[Stored records]
--------
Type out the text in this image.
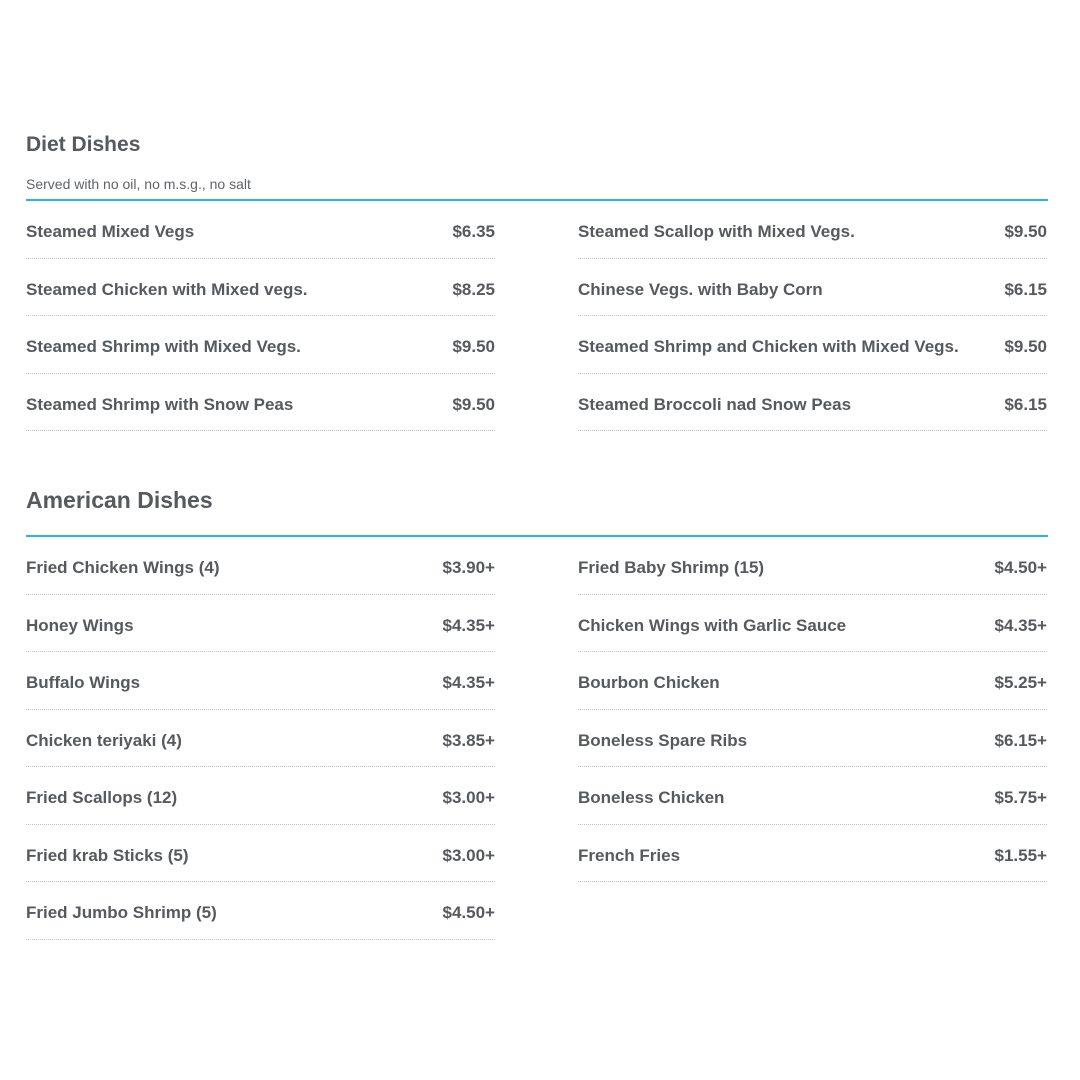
Diet Dishes

Served with no oil, no m.s.g., no salt

Steamed Mixed Vegs	$6.35
Steamed Chicken with Mixed vegs.	$8.25
Steamed Shrimp with Mixed Vegs.	$9.50
Steamed Shrimp with Snow Peas	$9.50
Steamed Scallop with Mixed Vegs.	$9.50
Chinese Vegs. with Baby Corn	$6.15
Steamed Shrimp and Chicken with Mixed Vegs.	$9.50
Steamed Broccoli nad Snow Peas	$6.15
American Dishes
Fried Chicken Wings (4)	$3.90+
Honey Wings	$4.35+
Buffalo Wings	$4.35+
Chicken teriyaki (4)	$3.85+
Fried Scallops (12)	$3.00+
Fried krab Sticks (5)	$3.00+
Fried Jumbo Shrimp (5)	$4.50+
Fried Baby Shrimp (15)	$4.50+
Chicken Wings with Garlic Sauce	$4.35+
Bourbon Chicken	$5.25+
Boneless Spare Ribs	$6.15+
Boneless Chicken	$5.75+
French Fries	$1.55+
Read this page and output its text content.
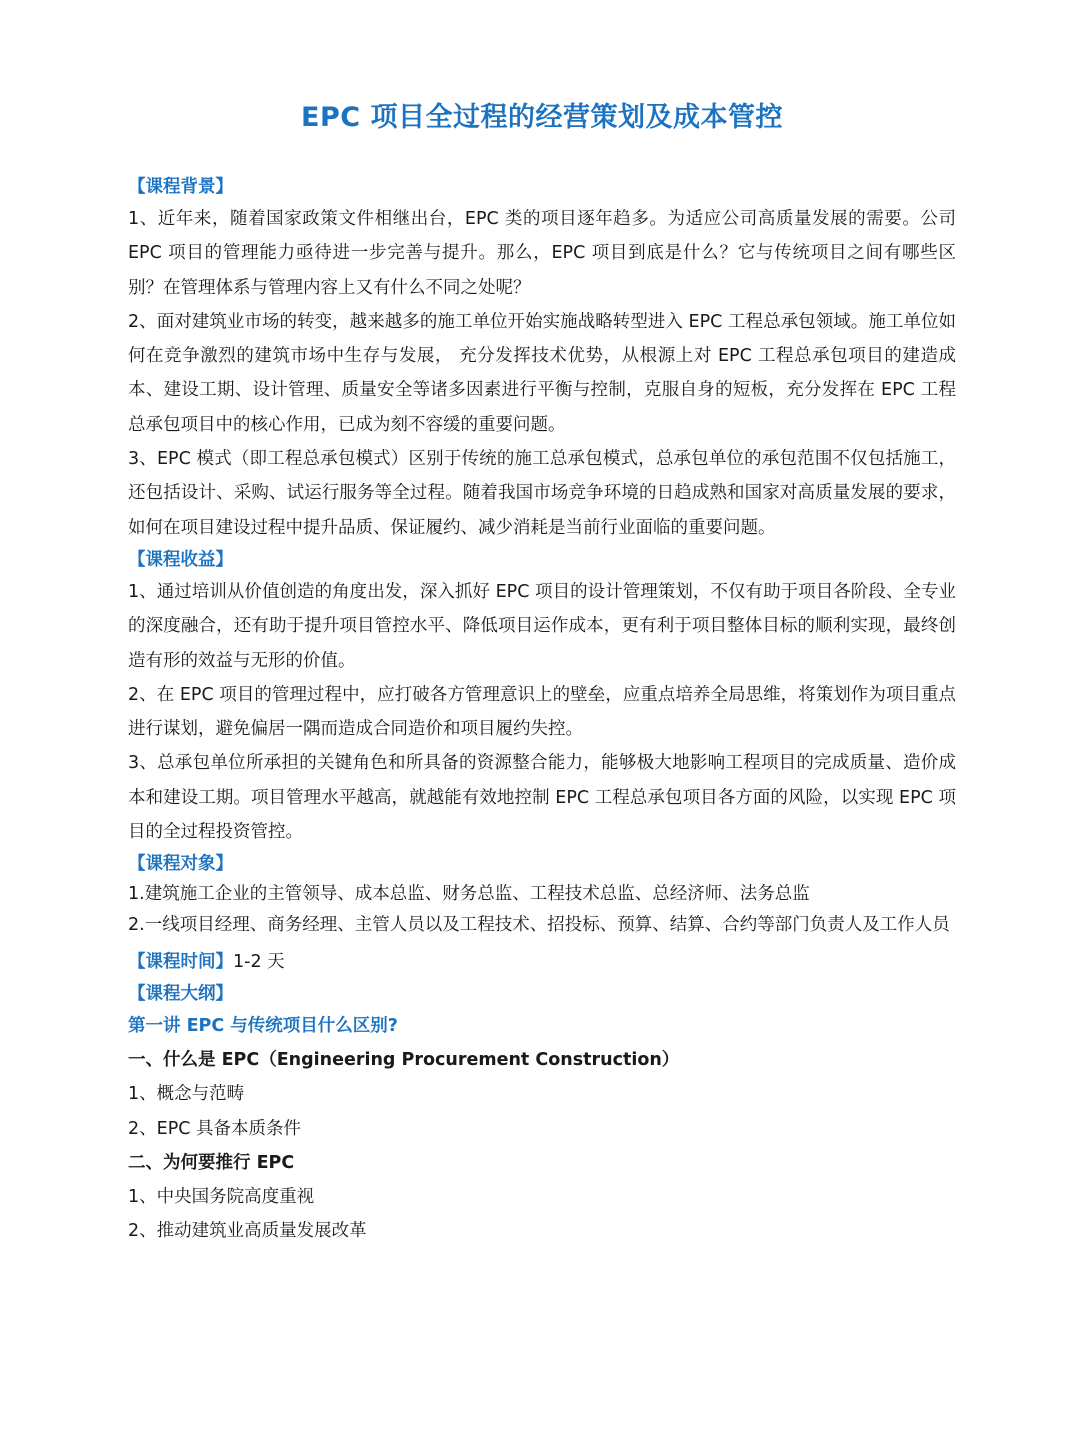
EPC 项目全过程的经营策划及成本管控

【课程背景】

1、近年来，随着国家政策文件相继出台，EPC 类的项目逐年趋多。为适应公司高质量发展的需要。公司 EPC 项目的管理能力亟待进一步完善与提升。那么，EPC 项目到底是什么？它与传统项目之间有哪些区别？在管理体系与管理内容上又有什么不同之处呢？

2、面对建筑业市场的转变，越来越多的施工单位开始实施战略转型进入 EPC 工程总承包领域。施工单位如何在竞争激烈的建筑市场中生存与发展， 充分发挥技术优势，从根源上对 EPC 工程总承包项目的建造成本、建设工期、设计管理、质量安全等诸多因素进行平衡与控制，克服自身的短板，充分发挥在 EPC 工程总承包项目中的核心作用，已成为刻不容缓的重要问题。

3、EPC 模式（即工程总承包模式）区别于传统的施工总承包模式，总承包单位的承包范围不仅包括施工，还包括设计、采购、试运行服务等全过程。随着我国市场竞争环境的日趋成熟和国家对高质量发展的要求，如何在项目建设过程中提升品质、保证履约、减少消耗是当前行业面临的重要问题。

【课程收益】

1、通过培训从价值创造的角度出发，深入抓好 EPC 项目的设计管理策划，不仅有助于项目各阶段、全专业的深度融合，还有助于提升项目管控水平、降低项目运作成本，更有利于项目整体目标的顺利实现，最终创造有形的效益与无形的价值。

2、在 EPC 项目的管理过程中，应打破各方管理意识上的壁垒，应重点培养全局思维，将策划作为项目重点进行谋划，避免偏居一隅而造成合同造价和项目履约失控。

3、总承包单位所承担的关键角色和所具备的资源整合能力，能够极大地影响工程项目的完成质量、造价成本和建设工期。项目管理水平越高，就越能有效地控制 EPC 工程总承包项目各方面的风险，以实现 EPC 项目的全过程投资管控。

【课程对象】

1.建筑施工企业的主管领导、成本总监、财务总监、工程技术总监、总经济师、法务总监

2.一线项目经理、商务经理、主管人员以及工程技术、招投标、预算、结算、合约等部门负责人及工作人员

【课程时间】1-2 天

【课程大纲】

第一讲 EPC 与传统项目什么区别?

一、什么是 EPC（Engineering Procurement Construction）

1、概念与范畴

2、EPC 具备本质条件

二、为何要推行 EPC

1、中央国务院高度重视

2、推动建筑业高质量发展改革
--------
Exercise aim
Look for lines containing the string "text" and copy them all.

Task response
Type out the text in this image.
Read this page and output its text content.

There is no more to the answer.